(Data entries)
--------------------------------------------------

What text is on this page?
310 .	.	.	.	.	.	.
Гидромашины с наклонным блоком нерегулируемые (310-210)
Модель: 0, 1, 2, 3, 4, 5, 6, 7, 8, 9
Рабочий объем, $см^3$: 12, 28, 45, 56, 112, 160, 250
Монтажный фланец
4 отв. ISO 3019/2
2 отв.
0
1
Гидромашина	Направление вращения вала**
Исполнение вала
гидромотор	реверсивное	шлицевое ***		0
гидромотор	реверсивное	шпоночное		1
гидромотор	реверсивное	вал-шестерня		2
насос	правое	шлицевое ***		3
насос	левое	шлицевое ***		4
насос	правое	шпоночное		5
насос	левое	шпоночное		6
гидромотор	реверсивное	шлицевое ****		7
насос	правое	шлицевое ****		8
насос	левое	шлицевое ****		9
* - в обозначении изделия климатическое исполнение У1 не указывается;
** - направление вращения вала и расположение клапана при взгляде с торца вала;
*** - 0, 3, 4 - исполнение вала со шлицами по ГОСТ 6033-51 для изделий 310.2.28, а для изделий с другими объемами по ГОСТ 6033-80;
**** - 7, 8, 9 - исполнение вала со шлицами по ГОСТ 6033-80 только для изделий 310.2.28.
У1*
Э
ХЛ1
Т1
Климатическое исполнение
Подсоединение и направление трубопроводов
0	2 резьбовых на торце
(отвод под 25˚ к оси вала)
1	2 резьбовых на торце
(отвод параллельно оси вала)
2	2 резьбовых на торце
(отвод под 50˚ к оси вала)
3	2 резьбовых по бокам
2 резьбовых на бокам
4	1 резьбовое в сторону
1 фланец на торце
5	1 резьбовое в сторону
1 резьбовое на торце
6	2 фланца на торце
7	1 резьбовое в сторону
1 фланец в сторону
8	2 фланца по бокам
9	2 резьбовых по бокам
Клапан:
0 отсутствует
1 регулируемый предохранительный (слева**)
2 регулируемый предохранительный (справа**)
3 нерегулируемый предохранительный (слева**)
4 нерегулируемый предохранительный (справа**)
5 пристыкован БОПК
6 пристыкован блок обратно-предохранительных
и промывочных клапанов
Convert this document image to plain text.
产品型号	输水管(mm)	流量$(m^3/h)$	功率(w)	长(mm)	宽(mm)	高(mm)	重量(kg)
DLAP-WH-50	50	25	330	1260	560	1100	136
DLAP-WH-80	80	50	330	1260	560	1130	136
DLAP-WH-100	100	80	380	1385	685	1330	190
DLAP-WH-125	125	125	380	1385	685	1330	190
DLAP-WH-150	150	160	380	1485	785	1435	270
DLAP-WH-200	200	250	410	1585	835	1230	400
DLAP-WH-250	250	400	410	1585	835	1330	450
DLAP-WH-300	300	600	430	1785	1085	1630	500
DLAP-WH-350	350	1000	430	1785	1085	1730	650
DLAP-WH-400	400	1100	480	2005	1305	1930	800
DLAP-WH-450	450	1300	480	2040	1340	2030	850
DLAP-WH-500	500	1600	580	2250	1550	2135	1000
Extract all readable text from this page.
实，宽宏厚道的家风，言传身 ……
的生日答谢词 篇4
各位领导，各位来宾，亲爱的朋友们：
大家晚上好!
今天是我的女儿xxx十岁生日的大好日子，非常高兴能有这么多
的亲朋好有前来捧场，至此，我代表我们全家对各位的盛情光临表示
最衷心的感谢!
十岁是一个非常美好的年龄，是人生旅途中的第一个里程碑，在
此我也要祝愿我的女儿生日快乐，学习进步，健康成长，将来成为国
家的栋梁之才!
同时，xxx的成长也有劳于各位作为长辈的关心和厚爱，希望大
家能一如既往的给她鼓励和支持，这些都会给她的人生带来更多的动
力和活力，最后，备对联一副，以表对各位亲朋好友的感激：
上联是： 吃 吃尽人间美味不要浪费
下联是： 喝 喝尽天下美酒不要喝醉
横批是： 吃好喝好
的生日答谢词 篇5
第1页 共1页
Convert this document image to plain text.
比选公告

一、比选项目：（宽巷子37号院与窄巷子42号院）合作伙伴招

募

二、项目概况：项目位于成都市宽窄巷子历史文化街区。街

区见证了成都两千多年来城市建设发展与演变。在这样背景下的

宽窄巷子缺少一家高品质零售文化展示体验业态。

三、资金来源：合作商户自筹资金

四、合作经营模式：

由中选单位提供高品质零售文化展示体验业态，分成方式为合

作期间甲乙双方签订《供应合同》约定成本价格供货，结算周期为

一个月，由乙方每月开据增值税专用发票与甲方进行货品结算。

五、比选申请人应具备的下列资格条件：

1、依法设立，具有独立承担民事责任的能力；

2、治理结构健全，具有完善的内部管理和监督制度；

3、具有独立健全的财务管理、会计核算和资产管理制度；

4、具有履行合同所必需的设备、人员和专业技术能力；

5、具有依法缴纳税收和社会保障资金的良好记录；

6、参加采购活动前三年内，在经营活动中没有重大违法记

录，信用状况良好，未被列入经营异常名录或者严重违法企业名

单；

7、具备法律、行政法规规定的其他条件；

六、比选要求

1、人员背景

--------------------------------------------------

> [GOAL OF THE EXERCISE] Select every line in the records above that contains the word "отвод".

> [RESULT FOR THIS TASK]
(отвод под 25˚ к оси вала)
(отвод параллельно оси вала)
(отвод под 50˚ к оси вала)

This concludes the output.